*Data section:*
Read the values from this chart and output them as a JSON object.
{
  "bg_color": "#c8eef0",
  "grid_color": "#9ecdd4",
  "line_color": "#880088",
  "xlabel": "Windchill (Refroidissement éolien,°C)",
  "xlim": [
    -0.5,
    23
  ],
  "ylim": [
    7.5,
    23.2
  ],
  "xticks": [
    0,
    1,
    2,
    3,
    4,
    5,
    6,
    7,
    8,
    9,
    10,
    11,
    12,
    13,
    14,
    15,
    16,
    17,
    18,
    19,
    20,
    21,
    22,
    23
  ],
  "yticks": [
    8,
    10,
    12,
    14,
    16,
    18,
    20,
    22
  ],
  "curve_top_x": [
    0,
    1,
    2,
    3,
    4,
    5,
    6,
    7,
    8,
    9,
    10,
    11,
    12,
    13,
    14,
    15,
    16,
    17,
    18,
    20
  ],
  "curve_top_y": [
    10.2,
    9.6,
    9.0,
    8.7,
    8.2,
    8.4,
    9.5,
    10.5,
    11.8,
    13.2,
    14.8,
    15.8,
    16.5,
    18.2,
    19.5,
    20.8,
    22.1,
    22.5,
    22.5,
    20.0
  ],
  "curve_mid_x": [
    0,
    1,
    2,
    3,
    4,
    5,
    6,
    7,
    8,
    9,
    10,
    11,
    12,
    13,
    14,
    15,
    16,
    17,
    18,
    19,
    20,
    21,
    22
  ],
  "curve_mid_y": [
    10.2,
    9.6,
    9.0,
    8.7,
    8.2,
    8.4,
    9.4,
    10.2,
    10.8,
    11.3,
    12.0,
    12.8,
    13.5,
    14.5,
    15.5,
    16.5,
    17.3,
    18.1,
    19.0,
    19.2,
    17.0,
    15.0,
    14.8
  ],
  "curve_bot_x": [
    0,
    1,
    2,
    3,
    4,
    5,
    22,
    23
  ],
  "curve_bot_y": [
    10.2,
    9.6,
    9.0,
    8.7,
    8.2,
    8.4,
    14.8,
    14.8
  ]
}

*Work instructions:* Output the lines above verbatim and in full.

*Solved exercise:*
Read the values from this chart and output them as a JSON object.
{
  "bg_color": "#c8eef0",
  "grid_color": "#9ecdd4",
  "line_color": "#880088",
  "xlabel": "Windchill (Refroidissement éolien,°C)",
  "xlim": [
    -0.5,
    23
  ],
  "ylim": [
    7.5,
    23.2
  ],
  "xticks": [
    0,
    1,
    2,
    3,
    4,
    5,
    6,
    7,
    8,
    9,
    10,
    11,
    12,
    13,
    14,
    15,
    16,
    17,
    18,
    19,
    20,
    21,
    22,
    23
  ],
  "yticks": [
    8,
    10,
    12,
    14,
    16,
    18,
    20,
    22
  ],
  "curve_top_x": [
    0,
    1,
    2,
    3,
    4,
    5,
    6,
    7,
    8,
    9,
    10,
    11,
    12,
    13,
    14,
    15,
    16,
    17,
    18,
    20
  ],
  "curve_top_y": [
    10.2,
    9.6,
    9.0,
    8.7,
    8.2,
    8.4,
    9.5,
    10.5,
    11.8,
    13.2,
    14.8,
    15.8,
    16.5,
    18.2,
    19.5,
    20.8,
    22.1,
    22.5,
    22.5,
    20.0
  ],
  "curve_mid_x": [
    0,
    1,
    2,
    3,
    4,
    5,
    6,
    7,
    8,
    9,
    10,
    11,
    12,
    13,
    14,
    15,
    16,
    17,
    18,
    19,
    20,
    21,
    22
  ],
  "curve_mid_y": [
    10.2,
    9.6,
    9.0,
    8.7,
    8.2,
    8.4,
    9.4,
    10.2,
    10.8,
    11.3,
    12.0,
    12.8,
    13.5,
    14.5,
    15.5,
    16.5,
    17.3,
    18.1,
    19.0,
    19.2,
    17.0,
    15.0,
    14.8
  ],
  "curve_bot_x": [
    0,
    1,
    2,
    3,
    4,
    5,
    22,
    23
  ],
  "curve_bot_y": [
    10.2,
    9.6,
    9.0,
    8.7,
    8.2,
    8.4,
    14.8,
    14.8
  ]
}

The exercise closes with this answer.